TEXT BLOCK:

+++

“Sun Microsystems has gone totally native. Customers can now run unmodified SPARC/Solaris applications on x86 systems thank to a partnership with Transitive. The two companies also plan to craft a new package for running native x86 applications on SPARC machines. Transitive this week announced that the long in beta QuickTransit for Solaris code has moved into production form. It even gets a Solaris Ready Logo and all.”
This is great progress, but I think the performance hit is a bit too much to tempt me at this stage. There are a few areas I could definately use this, so I’ll watch this over time with much interest.
I’ll even give it a shot to investigate compatibility.
Certainly a JIT approach can be useful if you’ve got a machine around and you want to run a non-native app. But it’s never going to be a first-choice option, it’s more like an option you would choose if you’re stuck with an incompatible processor or an incompatible app. Native execution is always going to be better, unless you have an app for such an old architecture that, even with the JIT performance penalty, your new machine can still run it faster.
And that might even be the case for your old Solaris/SPARC apps. We’ve got plenty of old, underpowered SPARC hardware around here.
One place this will definitely be useful is for sales demos. This technology will allow SPARC-based products to be demonstrated using fairly standard laptops. Current solutions are more problematic; porting to Solaris x86 (which may be complicated by third party software availability), transporting a small SPARC server (even a SPARCbook may be difficult if the salesperson also needs a separate laptop), or using a remote server (prospective customer’s firewalls can create substantial problems).
Its actually for x86-64 systems. A small quibble.
The quote is confusing because on the first part you state that SPARC applications running on x86, and then in the second part of the quote it says x86 applications running on SPARC – which one is it?

+++

PROVIDED INFORMATION:
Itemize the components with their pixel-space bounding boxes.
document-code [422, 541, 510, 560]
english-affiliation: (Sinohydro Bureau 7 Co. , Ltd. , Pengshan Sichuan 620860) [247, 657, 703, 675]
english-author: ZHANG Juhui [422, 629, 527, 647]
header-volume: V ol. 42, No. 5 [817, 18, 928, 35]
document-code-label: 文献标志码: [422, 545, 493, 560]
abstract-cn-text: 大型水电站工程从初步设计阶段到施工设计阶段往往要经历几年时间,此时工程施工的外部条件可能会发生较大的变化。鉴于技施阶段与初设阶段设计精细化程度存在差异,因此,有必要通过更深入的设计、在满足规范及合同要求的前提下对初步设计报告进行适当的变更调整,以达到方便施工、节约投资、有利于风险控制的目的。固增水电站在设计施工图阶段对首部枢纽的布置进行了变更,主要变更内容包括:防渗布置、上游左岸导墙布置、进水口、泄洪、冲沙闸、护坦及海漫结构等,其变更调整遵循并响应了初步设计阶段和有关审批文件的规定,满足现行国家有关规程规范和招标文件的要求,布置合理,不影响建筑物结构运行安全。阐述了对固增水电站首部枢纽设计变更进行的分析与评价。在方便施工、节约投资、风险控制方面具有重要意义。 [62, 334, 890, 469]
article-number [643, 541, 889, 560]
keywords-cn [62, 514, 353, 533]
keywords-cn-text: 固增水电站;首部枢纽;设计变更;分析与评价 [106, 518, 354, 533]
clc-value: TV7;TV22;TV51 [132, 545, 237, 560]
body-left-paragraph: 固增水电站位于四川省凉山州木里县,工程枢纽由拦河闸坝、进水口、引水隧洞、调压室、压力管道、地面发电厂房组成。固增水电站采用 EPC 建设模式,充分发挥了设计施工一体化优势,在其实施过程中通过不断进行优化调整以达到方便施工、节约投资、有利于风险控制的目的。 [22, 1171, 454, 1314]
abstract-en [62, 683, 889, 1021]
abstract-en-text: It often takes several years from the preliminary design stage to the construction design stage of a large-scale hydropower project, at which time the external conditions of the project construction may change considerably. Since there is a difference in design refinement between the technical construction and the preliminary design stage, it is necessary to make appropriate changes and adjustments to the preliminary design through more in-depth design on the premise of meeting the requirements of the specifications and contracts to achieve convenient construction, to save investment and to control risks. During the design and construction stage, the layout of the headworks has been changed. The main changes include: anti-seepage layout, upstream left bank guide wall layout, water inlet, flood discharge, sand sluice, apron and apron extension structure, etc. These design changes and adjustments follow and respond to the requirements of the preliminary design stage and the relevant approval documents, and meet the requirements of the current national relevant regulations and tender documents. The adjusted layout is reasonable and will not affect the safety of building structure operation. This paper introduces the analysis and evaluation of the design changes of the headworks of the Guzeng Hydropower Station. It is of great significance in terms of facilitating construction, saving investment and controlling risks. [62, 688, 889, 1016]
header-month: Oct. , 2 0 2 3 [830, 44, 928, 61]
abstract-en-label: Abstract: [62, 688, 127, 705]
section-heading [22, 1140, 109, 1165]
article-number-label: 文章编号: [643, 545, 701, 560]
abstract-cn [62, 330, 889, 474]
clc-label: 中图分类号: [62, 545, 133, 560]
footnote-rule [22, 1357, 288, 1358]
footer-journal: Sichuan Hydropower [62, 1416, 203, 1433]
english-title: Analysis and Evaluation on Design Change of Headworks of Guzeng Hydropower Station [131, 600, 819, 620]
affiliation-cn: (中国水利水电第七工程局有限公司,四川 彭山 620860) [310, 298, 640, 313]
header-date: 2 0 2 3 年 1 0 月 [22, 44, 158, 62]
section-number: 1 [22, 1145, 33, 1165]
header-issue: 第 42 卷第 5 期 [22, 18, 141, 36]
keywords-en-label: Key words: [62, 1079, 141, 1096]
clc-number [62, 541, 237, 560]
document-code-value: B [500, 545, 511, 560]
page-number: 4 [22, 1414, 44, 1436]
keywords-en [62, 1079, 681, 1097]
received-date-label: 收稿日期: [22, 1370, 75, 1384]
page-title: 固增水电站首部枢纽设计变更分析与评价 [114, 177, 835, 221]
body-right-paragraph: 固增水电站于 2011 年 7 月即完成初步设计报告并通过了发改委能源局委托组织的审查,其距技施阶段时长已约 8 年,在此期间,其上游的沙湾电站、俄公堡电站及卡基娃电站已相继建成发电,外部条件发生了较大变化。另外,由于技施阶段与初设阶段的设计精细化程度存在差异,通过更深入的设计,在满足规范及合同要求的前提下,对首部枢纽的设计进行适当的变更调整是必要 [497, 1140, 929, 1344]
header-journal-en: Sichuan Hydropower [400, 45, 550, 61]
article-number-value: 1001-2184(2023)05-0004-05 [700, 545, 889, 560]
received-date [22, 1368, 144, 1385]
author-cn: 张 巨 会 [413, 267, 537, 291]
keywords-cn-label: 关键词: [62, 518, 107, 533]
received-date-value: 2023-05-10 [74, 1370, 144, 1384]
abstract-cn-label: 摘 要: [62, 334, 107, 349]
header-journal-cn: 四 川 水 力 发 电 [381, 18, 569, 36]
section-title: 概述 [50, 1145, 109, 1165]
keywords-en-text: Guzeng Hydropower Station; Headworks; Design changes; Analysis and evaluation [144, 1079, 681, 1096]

+++

TASKS TO COMPLETE:
- a) Answer these questions from the QuickTransit comment thread:
(i) What logo does QuickTransit for Solaris receive, according to the quoted announcement?
(ii) When a remote server is used for sales demos, what can create substantial problems?
(iii) According to one comment, what kind of systems is the product actually for?
- b) Proceed with the QuickTransit comment thread, writing on from its final comment.

RESPONSES BY ITEM NUMBER:
- a)
(i) A Solaris Ready Logo.
(ii) Prospective customers' firewalls.
(iii) x86-64 systems.

- b)
Admittedly, the way the text was quoted for the summary was suboptimal. It’s actually referring to two separate announcements:
1. Now – A QuickTransit package is available that enables you to run “unmodified” Solaris SPARC binaries on the Solaris x86 platform. This package was in beta until recently.
2. Later – It is intended to develop a QuickTransit package that enables you to run (presumably also “unmodified”) Solaris x86 binaries on the Solaris SPARC platform. This is in the planning/early development stages.
I hope that clears things up.
They’re just constructing layers of code that takes up valuable memory and processor resources. Same goes for virtualisation, etc. If the software vendor cannot provide native versions of their binaries for a particular platform (there aren’t that many, for Solaris the choice is x86/64 and Sparc), well they can go to hell. The more turd you pile up on top of your OS, the more bugs and bloat you have to deal with.
Valuable memory and processor resources? What computer resource is cheaper than CPU cycles and RAM these days?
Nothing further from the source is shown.